**** Material supplied ****

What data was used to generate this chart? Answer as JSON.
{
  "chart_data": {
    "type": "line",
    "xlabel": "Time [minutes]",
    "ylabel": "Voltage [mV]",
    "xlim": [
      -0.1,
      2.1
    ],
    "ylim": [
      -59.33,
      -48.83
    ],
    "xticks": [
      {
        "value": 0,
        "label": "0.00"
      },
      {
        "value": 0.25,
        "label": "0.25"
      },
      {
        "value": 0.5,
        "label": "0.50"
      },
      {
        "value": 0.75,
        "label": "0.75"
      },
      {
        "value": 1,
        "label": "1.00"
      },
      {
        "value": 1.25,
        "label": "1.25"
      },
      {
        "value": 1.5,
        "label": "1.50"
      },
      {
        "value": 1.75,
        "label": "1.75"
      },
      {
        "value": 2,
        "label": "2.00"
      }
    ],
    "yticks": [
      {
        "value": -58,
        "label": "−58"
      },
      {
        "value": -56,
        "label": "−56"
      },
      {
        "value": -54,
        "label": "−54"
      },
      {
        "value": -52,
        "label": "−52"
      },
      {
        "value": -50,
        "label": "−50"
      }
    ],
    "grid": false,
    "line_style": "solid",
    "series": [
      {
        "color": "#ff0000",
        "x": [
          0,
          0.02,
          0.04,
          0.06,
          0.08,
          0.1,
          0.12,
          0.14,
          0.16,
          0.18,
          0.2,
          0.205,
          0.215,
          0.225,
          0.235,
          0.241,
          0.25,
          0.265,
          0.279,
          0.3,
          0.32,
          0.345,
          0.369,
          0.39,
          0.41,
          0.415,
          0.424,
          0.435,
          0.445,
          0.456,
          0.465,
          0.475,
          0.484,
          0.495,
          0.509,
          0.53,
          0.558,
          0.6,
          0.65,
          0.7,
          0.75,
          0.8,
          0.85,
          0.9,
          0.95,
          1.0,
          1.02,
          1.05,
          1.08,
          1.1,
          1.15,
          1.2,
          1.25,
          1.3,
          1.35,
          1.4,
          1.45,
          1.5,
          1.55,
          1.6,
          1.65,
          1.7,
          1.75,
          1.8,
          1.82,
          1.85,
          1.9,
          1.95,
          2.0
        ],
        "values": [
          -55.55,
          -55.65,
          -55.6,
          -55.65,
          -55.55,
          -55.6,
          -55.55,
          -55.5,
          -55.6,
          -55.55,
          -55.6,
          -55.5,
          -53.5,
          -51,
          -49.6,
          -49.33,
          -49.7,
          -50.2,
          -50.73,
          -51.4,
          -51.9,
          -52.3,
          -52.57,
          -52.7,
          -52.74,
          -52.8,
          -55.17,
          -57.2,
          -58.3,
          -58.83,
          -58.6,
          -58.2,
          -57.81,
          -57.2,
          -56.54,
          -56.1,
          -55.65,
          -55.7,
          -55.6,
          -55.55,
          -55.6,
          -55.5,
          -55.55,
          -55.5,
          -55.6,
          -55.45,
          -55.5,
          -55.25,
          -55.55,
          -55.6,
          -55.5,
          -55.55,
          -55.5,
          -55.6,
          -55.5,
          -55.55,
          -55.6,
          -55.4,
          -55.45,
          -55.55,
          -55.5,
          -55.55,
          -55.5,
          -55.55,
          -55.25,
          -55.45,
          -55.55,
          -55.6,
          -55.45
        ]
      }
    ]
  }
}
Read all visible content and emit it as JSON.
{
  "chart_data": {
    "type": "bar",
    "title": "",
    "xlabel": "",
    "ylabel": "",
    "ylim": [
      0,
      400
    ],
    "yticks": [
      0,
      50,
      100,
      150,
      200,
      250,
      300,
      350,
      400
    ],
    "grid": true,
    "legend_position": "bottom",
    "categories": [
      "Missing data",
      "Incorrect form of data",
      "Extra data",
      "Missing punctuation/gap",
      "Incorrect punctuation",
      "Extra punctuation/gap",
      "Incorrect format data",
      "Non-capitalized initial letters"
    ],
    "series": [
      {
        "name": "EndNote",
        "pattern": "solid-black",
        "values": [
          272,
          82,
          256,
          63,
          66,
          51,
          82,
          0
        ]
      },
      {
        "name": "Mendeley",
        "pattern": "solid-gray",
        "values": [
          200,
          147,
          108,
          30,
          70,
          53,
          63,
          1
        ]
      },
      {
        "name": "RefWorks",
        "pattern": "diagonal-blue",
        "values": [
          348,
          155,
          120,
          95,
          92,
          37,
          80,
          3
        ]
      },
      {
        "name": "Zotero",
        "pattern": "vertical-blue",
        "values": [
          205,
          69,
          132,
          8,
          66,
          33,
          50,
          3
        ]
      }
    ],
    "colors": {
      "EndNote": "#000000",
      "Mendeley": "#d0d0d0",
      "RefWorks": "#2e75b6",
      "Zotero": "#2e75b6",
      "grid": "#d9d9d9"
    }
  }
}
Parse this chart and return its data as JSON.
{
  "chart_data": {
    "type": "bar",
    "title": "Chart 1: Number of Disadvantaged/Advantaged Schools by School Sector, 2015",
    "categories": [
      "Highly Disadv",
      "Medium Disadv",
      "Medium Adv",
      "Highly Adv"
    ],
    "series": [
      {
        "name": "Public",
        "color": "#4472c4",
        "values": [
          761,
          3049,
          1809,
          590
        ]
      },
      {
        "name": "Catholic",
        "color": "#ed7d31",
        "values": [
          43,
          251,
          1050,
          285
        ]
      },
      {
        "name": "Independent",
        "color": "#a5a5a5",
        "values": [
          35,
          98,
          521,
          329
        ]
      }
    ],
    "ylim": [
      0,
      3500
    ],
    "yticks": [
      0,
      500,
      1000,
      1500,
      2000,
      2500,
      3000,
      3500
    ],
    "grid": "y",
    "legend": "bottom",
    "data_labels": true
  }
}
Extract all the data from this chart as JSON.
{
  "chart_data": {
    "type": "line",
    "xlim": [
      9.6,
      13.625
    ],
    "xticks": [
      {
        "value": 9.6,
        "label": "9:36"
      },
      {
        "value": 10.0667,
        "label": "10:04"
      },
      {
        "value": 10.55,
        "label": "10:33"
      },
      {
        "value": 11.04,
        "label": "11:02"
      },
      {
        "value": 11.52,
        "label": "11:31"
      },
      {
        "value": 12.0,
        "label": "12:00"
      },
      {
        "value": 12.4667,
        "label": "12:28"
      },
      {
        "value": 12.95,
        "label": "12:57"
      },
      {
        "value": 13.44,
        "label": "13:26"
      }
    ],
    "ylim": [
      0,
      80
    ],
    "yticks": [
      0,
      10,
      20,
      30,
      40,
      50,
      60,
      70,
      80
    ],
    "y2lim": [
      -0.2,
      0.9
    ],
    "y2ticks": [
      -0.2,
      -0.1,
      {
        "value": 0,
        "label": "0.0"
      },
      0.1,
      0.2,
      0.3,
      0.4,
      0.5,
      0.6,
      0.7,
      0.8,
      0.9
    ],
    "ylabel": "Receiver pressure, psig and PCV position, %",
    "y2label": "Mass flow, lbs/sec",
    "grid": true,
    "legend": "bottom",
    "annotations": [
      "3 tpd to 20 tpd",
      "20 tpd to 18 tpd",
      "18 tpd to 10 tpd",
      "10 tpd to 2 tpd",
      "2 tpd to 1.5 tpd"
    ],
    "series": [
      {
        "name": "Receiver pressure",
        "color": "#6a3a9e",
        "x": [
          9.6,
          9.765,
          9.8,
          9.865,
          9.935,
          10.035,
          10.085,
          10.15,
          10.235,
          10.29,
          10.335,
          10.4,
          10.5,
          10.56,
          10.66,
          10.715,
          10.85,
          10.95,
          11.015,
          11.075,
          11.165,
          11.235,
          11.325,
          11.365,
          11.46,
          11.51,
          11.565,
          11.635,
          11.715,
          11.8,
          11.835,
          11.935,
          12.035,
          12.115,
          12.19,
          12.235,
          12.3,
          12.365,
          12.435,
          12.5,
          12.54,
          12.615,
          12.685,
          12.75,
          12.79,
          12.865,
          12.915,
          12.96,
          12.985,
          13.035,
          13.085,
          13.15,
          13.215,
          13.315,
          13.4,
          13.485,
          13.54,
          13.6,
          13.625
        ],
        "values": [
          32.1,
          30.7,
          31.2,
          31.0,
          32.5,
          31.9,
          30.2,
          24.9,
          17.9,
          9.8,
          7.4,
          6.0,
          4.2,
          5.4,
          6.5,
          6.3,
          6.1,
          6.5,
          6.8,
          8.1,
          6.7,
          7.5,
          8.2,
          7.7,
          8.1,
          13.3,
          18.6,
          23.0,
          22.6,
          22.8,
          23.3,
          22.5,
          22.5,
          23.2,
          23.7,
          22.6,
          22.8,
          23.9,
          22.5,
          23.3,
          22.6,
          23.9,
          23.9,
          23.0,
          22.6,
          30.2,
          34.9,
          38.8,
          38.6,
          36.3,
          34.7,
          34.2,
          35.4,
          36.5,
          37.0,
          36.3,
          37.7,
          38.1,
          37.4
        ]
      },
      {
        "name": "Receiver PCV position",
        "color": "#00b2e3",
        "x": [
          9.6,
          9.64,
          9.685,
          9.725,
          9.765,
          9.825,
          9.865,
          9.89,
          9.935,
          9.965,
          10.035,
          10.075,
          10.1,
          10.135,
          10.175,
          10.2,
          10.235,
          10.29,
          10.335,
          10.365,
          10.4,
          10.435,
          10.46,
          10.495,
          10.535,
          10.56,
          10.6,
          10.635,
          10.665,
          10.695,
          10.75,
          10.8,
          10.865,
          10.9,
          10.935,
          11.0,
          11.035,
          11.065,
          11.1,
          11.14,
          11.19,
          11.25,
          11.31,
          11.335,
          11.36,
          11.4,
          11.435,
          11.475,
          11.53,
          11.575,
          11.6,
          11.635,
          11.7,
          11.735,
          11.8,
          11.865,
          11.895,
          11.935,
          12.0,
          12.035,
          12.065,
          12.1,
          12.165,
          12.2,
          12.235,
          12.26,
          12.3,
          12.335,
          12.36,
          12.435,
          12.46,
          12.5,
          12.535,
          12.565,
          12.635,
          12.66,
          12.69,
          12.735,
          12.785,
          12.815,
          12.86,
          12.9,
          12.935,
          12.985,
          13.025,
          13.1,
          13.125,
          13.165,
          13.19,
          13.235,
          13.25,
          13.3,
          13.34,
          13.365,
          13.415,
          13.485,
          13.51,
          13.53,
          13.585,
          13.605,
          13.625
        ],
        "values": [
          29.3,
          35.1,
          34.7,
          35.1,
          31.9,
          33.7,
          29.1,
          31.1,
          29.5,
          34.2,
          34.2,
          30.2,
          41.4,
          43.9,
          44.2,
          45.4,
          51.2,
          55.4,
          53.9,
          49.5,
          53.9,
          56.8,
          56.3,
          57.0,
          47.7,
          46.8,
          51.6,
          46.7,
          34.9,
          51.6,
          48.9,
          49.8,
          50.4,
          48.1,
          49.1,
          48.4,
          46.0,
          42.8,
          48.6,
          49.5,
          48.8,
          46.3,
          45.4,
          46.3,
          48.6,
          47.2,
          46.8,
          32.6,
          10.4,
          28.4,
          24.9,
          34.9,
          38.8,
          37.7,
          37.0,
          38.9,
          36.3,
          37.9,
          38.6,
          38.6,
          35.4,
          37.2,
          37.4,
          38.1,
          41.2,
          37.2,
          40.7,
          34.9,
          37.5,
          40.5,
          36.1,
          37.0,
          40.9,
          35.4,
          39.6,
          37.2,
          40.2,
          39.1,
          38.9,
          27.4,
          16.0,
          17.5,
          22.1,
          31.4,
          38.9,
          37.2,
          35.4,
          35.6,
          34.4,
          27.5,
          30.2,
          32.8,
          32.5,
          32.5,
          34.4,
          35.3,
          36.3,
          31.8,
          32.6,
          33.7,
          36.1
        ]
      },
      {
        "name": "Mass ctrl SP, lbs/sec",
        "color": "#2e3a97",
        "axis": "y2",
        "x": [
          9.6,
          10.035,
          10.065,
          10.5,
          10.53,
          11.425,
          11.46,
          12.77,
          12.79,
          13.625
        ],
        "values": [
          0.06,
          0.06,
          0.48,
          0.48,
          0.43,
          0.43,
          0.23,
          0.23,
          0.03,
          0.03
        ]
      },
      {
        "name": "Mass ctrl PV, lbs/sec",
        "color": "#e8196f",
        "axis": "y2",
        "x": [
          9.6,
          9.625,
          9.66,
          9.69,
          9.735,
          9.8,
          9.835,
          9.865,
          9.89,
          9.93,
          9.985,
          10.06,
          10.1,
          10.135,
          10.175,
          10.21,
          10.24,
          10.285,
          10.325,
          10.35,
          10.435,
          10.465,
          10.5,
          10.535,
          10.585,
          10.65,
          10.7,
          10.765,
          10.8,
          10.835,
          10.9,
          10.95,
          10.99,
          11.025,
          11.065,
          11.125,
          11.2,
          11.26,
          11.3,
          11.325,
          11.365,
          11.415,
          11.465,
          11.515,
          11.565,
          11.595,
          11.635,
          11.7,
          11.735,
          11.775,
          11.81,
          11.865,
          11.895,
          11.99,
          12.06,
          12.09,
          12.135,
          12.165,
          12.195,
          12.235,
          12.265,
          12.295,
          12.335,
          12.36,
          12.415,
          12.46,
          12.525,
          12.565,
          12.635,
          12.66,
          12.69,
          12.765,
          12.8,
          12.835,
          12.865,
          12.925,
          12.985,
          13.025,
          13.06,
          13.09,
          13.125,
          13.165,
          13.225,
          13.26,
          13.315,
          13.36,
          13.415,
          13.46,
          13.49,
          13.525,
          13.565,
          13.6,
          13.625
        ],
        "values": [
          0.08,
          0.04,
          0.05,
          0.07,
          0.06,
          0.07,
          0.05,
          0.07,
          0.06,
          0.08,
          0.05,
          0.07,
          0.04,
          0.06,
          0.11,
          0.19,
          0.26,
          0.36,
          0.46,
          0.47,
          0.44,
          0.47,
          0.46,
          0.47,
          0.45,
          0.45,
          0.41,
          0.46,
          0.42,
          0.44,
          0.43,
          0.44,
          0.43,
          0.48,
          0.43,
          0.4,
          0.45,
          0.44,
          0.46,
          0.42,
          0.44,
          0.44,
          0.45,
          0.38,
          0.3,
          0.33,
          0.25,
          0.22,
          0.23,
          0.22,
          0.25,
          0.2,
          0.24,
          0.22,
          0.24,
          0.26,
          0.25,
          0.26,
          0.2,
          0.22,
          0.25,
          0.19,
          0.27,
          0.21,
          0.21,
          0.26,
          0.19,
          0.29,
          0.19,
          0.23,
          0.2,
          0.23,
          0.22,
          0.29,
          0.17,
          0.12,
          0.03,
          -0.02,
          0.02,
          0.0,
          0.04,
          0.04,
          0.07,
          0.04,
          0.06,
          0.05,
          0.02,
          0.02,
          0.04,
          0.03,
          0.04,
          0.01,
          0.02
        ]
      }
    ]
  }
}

****

Given instruction:
Using the material above, copy every line in which the string "pattern" occurs.

Task solution:
        "pattern": "solid-black",
        "pattern": "solid-gray",
        "pattern": "diagonal-blue",
        "pattern": "vertical-blue",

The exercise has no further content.